● Stored data entries:

******************************

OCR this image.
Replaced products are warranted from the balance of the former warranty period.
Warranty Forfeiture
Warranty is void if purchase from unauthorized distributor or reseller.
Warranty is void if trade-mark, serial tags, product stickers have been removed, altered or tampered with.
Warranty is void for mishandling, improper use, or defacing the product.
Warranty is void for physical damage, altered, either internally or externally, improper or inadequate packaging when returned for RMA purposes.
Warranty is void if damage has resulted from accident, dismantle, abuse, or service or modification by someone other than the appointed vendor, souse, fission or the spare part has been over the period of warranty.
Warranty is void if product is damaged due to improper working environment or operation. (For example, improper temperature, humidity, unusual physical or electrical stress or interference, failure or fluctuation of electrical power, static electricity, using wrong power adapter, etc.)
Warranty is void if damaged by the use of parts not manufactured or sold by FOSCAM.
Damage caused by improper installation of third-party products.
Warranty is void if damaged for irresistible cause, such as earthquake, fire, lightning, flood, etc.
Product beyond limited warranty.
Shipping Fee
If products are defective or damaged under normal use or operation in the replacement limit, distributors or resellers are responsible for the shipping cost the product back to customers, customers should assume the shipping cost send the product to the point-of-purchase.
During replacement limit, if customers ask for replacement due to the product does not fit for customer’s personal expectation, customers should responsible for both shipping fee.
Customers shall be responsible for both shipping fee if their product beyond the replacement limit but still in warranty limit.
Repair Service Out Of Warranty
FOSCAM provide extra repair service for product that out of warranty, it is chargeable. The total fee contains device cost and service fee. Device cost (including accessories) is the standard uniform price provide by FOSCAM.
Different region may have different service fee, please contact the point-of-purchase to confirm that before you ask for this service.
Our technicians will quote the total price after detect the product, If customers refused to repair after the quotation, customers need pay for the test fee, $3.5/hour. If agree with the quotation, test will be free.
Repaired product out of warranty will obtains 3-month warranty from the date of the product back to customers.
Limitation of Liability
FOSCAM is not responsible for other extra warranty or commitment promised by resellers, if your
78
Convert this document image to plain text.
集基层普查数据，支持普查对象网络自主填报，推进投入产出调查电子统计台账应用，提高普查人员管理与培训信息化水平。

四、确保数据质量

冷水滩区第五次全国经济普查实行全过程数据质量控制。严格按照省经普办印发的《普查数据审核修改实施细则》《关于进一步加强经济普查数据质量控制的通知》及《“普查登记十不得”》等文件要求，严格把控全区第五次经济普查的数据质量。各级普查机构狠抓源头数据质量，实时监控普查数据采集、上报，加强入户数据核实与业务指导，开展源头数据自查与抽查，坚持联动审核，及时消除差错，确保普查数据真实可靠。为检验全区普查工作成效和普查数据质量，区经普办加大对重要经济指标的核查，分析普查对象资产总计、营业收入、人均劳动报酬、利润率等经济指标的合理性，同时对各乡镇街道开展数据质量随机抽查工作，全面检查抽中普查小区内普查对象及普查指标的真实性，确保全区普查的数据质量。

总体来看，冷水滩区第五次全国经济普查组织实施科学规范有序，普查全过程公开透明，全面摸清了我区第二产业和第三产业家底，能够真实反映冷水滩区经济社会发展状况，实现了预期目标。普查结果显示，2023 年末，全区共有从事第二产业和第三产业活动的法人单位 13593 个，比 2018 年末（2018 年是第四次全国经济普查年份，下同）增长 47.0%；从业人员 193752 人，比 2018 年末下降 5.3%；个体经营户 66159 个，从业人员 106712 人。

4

******************************

● Objective: Find the word "total" in the entries, and copy every line it shows up in.

● The output:
FOSCAM provide extra repair service for product that out of warranty, it is chargeable. The total fee contains device cost and service fee. Device cost (including accessories) is the standard uniform price provide by FOSCAM.
Our technicians will quote the total price after detect the product, If customers refused to repair after the quotation, customers need pay for the test fee, $3.5/hour. If agree with the quotation, test will be free.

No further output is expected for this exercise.